**Text section:**
····················
Page MenuHomePhabricator

Formal publication of article quality score dataset
Closed, ResolvedPublic

Description

Create a figshare entry with metadata and basic documentation on article quality score data (T135684) and announce it.

Event Timeline

Restricted Application added a subscriber: Aklapper. · View Herald TranscriptSep 11 2016, 4:11 PM

I was thinking the AQ score dataset would be good material for a short blog post, to drive more attention to it (roping in @Nettrom with a couple of quotes maybe?) @Halfak, @Ladsgroup: what do you guys think? I don't want to add a lot more work (and I can help with this task) but I feel the data release deserves a more visible announcement than just lists+wikiresearch.

Forgive me if my question is a little bit stupid but It's already in datasets.wikimedia.org (see T135684#2622793) So what exactly should we do to consider it published? I was thinking that having a table in labs (T106278) would be really nice. Do you mean this?

For all our major data releases we create a registry entry in figshare, which adds a couple of benefits to just a static dump on datasets.wikimedia.org:

  • it assigns the dataset a DOI (making it citable)
····················
**Information supplied:**
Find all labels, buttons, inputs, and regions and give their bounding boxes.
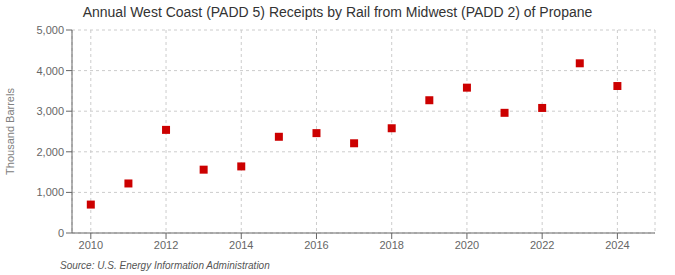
····················
**Written tasks:**
1. Answer these about the ticket on the quality score dataset:
(a) Where does the description say an entry should be created?
(b) At what site, according to the second comment, is the dataset already available?
(c) What does a figshare registry entry assign the dataset?
2. Write out the part of the ticket starting with "Forgive me if" and going on through "you mean this?".
Answer from the ticket text alone, without drawing on the material.

**Replies:**
1.
(a) On figshare.
(b) datasets.wikimedia.org
(c) A DOI, which makes it citable.

2.
Forgive me if my question is a little bit stupid but It's already in datasets.wikimedia.org (see T135684#2622793) So what exactly should we do to consider it published? I was thinking that having a table in labs (T106278) would be really nice. Do you mean this?